__REQUIREMENTS__
Find each line in the data below that contains the word "image" and copy those lines out in full. Uppercase and lowercase count as different letters.

__RECORDS SHOWN__
** Begin **

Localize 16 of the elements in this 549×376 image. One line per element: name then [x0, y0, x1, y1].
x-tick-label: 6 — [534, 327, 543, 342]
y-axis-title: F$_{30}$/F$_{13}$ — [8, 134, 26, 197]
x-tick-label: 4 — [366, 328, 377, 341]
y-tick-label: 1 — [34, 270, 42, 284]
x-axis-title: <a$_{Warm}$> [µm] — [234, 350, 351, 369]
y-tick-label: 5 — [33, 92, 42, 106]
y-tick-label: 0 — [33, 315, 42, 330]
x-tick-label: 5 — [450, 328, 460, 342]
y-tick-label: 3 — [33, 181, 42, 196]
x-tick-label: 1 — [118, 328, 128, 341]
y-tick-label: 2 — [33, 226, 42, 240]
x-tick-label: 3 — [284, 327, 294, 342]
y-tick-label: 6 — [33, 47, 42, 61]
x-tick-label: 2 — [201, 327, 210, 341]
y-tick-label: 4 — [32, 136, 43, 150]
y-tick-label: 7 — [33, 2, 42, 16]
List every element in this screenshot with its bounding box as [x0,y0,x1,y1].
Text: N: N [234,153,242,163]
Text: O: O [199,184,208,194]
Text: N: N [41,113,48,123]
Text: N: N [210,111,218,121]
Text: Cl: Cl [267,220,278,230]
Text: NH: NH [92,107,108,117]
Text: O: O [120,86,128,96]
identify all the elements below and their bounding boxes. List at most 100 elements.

** End **
** Begin **

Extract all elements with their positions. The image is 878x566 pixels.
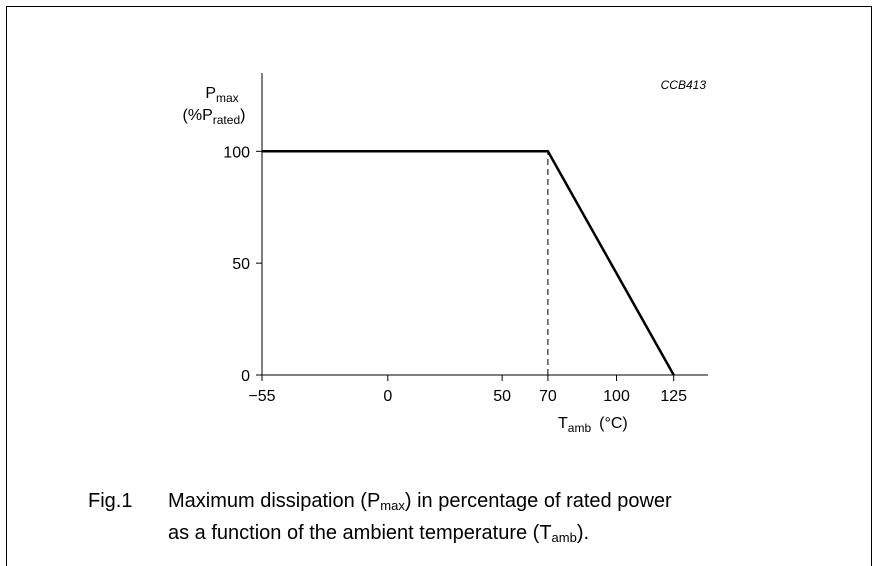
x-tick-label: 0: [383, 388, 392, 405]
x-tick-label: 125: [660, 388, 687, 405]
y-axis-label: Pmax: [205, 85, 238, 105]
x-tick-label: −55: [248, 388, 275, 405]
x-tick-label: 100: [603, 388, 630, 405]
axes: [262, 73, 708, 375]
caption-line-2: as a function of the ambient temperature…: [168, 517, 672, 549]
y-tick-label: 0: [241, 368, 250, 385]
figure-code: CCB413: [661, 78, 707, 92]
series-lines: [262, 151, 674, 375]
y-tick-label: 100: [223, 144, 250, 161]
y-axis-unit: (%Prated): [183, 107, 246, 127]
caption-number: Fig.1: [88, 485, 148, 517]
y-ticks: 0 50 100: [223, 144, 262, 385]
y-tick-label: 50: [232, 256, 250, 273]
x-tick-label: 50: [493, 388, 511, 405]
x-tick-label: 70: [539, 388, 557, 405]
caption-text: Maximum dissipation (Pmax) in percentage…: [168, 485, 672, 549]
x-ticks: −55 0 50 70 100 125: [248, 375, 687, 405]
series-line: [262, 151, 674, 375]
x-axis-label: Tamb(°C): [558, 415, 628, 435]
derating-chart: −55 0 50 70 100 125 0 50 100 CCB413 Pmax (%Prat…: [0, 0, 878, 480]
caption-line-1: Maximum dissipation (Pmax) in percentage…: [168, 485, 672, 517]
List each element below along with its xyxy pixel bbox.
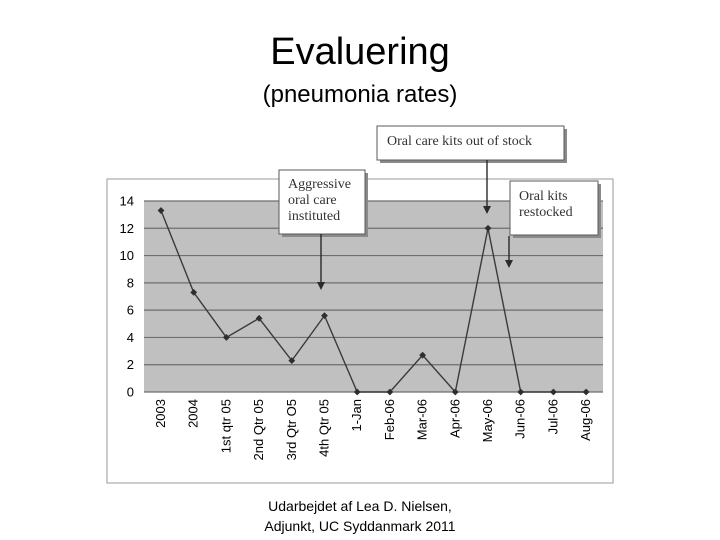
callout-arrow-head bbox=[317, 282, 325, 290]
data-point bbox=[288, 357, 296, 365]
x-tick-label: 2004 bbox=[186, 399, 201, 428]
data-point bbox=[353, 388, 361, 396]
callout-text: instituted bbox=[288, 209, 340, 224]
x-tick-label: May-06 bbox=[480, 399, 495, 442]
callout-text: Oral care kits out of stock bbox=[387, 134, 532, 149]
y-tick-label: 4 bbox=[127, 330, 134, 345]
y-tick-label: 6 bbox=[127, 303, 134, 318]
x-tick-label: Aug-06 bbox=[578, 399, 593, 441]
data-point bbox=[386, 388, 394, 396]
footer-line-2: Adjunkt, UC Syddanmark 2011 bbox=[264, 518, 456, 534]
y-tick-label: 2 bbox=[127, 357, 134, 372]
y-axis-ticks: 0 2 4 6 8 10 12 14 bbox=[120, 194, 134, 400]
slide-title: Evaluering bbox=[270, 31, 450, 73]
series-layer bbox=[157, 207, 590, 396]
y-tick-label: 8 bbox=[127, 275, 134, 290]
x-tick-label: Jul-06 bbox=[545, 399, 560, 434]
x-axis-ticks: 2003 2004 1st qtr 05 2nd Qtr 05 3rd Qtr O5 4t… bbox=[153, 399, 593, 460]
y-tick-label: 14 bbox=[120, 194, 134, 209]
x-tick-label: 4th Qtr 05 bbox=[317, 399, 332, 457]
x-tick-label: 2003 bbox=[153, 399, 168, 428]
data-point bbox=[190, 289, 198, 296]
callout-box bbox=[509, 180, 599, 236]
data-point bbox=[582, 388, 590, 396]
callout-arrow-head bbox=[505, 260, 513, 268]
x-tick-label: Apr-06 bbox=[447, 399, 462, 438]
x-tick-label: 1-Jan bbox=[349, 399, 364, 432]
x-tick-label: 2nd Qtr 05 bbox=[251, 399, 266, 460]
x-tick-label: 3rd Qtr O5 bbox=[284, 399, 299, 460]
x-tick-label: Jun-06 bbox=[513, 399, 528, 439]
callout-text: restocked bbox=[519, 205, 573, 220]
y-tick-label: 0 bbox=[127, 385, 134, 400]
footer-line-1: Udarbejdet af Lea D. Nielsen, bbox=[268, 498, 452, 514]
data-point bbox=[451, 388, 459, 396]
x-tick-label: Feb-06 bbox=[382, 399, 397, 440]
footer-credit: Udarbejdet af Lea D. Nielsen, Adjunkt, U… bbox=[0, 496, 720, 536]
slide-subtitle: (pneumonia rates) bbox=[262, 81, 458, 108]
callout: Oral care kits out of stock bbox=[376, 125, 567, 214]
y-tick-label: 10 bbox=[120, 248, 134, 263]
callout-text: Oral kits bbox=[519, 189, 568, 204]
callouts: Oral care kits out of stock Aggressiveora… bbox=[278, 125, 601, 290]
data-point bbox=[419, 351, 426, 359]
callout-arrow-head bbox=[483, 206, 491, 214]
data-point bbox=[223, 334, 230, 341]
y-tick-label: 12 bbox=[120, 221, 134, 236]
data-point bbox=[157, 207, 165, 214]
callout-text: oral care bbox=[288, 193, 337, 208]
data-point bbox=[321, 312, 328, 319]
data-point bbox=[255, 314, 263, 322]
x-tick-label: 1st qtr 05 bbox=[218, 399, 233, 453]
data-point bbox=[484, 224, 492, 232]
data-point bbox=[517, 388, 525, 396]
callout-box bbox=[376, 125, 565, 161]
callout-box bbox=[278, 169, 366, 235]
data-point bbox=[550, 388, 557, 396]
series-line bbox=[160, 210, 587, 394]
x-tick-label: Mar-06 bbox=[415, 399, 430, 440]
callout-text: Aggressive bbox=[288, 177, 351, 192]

** End **

__THE COMPLETED TASK__
Localize 16 of the elements in this 549×376 image. One line per element: name then [x0, y0, x1, y1].
Extract all elements with their positions. The image is 878x566 pixels.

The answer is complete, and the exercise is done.